— Task directions —
Reproduce the entire listing word for word.

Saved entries

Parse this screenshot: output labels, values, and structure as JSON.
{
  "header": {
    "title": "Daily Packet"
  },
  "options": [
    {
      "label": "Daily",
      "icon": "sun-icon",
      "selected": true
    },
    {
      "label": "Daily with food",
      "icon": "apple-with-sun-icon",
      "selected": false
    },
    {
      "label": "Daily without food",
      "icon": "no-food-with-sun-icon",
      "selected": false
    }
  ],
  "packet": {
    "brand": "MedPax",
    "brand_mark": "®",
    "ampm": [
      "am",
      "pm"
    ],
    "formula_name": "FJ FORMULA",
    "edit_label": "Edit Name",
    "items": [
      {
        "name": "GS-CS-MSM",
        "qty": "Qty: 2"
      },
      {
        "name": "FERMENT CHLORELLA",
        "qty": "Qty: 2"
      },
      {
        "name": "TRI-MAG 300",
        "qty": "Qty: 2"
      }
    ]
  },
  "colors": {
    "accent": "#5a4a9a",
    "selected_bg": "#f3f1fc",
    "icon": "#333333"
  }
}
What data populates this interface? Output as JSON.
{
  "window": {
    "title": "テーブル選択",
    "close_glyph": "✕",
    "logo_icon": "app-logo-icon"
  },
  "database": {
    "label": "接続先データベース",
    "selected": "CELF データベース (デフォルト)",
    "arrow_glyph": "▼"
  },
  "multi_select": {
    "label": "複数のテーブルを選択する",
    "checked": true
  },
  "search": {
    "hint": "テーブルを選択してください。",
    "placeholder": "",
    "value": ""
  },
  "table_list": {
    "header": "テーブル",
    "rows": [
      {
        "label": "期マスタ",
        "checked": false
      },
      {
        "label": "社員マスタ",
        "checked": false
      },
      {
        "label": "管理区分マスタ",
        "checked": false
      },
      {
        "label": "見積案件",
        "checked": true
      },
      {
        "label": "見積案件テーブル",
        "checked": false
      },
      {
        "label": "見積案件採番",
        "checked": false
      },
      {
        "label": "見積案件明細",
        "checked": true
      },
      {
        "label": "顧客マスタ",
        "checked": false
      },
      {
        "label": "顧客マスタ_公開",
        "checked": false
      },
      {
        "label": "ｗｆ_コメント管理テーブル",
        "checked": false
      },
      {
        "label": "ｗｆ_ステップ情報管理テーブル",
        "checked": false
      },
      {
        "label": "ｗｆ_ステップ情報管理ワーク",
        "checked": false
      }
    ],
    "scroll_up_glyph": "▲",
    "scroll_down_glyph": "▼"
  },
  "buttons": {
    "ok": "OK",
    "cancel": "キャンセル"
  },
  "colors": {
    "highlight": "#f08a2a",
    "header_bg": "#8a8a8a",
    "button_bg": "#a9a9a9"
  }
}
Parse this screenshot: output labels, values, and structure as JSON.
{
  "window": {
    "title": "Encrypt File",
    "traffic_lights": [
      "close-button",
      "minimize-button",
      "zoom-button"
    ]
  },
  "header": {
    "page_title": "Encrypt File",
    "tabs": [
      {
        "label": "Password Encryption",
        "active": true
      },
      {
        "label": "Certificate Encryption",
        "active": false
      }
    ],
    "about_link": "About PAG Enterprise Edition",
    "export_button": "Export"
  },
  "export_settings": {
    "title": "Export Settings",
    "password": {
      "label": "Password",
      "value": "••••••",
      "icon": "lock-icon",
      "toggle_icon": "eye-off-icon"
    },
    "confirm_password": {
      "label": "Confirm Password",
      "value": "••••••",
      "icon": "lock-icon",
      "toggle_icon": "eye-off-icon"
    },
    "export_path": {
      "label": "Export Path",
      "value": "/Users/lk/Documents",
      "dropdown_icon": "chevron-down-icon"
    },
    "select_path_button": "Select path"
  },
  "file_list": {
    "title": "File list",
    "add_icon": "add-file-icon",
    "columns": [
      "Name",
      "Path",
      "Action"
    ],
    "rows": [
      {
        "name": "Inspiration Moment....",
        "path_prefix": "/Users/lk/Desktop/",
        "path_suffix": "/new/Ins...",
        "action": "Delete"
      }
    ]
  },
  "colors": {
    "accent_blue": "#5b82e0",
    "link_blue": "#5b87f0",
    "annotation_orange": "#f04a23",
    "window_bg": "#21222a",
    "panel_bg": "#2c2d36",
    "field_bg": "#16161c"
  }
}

— Reply —
Parse this screenshot: output labels, values, and structure as JSON.
{
  "header": {
    "title": "Daily Packet"
  },
  "options": [
    {
      "label": "Daily",
      "icon": "sun-icon",
      "selected": true
    },
    {
      "label": "Daily with food",
      "icon": "apple-with-sun-icon",
      "selected": false
    },
    {
      "label": "Daily without food",
      "icon": "no-food-with-sun-icon",
      "selected": false
    }
  ],
  "packet": {
    "brand": "MedPax",
    "brand_mark": "®",
    "ampm": [
      "am",
      "pm"
    ],
    "formula_name": "FJ FORMULA",
    "edit_label": "Edit Name",
    "items": [
      {
        "name": "GS-CS-MSM",
        "qty": "Qty: 2"
      },
      {
        "name": "FERMENT CHLORELLA",
        "qty": "Qty: 2"
      },
      {
        "name": "TRI-MAG 300",
        "qty": "Qty: 2"
      }
    ]
  },
  "colors": {
    "accent": "#5a4a9a",
    "selected_bg": "#f3f1fc",
    "icon": "#333333"
  }
}
What data populates this interface? Output as JSON.
{
  "window": {
    "title": "テーブル選択",
    "close_glyph": "✕",
    "logo_icon": "app-logo-icon"
  },
  "database": {
    "label": "接続先データベース",
    "selected": "CELF データベース (デフォルト)",
    "arrow_glyph": "▼"
  },
  "multi_select": {
    "label": "複数のテーブルを選択する",
    "checked": true
  },
  "search": {
    "hint": "テーブルを選択してください。",
    "placeholder": "",
    "value": ""
  },
  "table_list": {
    "header": "テーブル",
    "rows": [
      {
        "label": "期マスタ",
        "checked": false
      },
      {
        "label": "社員マスタ",
        "checked": false
      },
      {
        "label": "管理区分マスタ",
        "checked": false
      },
      {
        "label": "見積案件",
        "checked": true
      },
      {
        "label": "見積案件テーブル",
        "checked": false
      },
      {
        "label": "見積案件採番",
        "checked": false
      },
      {
        "label": "見積案件明細",
        "checked": true
      },
      {
        "label": "顧客マスタ",
        "checked": false
      },
      {
        "label": "顧客マスタ_公開",
        "checked": false
      },
      {
        "label": "ｗｆ_コメント管理テーブル",
        "checked": false
      },
      {
        "label": "ｗｆ_ステップ情報管理テーブル",
        "checked": false
      },
      {
        "label": "ｗｆ_ステップ情報管理ワーク",
        "checked": false
      }
    ],
    "scroll_up_glyph": "▲",
    "scroll_down_glyph": "▼"
  },
  "buttons": {
    "ok": "OK",
    "cancel": "キャンセル"
  },
  "colors": {
    "highlight": "#f08a2a",
    "header_bg": "#8a8a8a",
    "button_bg": "#a9a9a9"
  }
}
Parse this screenshot: output labels, values, and structure as JSON.
{
  "window": {
    "title": "Encrypt File",
    "traffic_lights": [
      "close-button",
      "minimize-button",
      "zoom-button"
    ]
  },
  "header": {
    "page_title": "Encrypt File",
    "tabs": [
      {
        "label": "Password Encryption",
        "active": true
      },
      {
        "label": "Certificate Encryption",
        "active": false
      }
    ],
    "about_link": "About PAG Enterprise Edition",
    "export_button": "Export"
  },
  "export_settings": {
    "title": "Export Settings",
    "password": {
      "label": "Password",
      "value": "••••••",
      "icon": "lock-icon",
      "toggle_icon": "eye-off-icon"
    },
    "confirm_password": {
      "label": "Confirm Password",
      "value": "••••••",
      "icon": "lock-icon",
      "toggle_icon": "eye-off-icon"
    },
    "export_path": {
      "label": "Export Path",
      "value": "/Users/lk/Documents",
      "dropdown_icon": "chevron-down-icon"
    },
    "select_path_button": "Select path"
  },
  "file_list": {
    "title": "File list",
    "add_icon": "add-file-icon",
    "columns": [
      "Name",
      "Path",
      "Action"
    ],
    "rows": [
      {
        "name": "Inspiration Moment....",
        "path_prefix": "/Users/lk/Desktop/",
        "path_suffix": "/new/Ins...",
        "action": "Delete"
      }
    ]
  },
  "colors": {
    "accent_blue": "#5b82e0",
    "link_blue": "#5b87f0",
    "annotation_orange": "#f04a23",
    "window_bg": "#21222a",
    "panel_bg": "#2c2d36",
    "field_bg": "#16161c"
  }
}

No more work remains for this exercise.